> _Data lines_
########

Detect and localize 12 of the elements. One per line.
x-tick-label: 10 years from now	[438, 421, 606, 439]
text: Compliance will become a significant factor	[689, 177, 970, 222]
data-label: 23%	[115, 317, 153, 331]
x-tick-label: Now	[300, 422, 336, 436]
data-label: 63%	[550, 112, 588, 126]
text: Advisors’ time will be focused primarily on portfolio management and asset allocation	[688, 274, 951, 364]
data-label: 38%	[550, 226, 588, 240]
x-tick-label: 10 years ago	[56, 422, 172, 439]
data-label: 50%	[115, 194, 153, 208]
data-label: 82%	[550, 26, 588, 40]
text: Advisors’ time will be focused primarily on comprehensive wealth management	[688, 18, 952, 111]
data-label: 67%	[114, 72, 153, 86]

########

> _What is needed_
Reproduce every line of the records above, character for character.

> _Exercise solution_
Detect and localize 12 of the elements. One per line.
x-tick-label: 10 years from now	[438, 421, 606, 439]
text: Compliance will become a significant factor	[689, 177, 970, 222]
data-label: 23%	[115, 317, 153, 331]
x-tick-label: Now	[300, 422, 336, 436]
data-label: 63%	[550, 112, 588, 126]
text: Advisors’ time will be focused primarily on portfolio management and asset allocation	[688, 274, 951, 364]
data-label: 38%	[550, 226, 588, 240]
x-tick-label: 10 years ago	[56, 422, 172, 439]
data-label: 50%	[115, 194, 153, 208]
data-label: 82%	[550, 26, 588, 40]
text: Advisors’ time will be focused primarily on comprehensive wealth management	[688, 18, 952, 111]
data-label: 67%	[114, 72, 153, 86]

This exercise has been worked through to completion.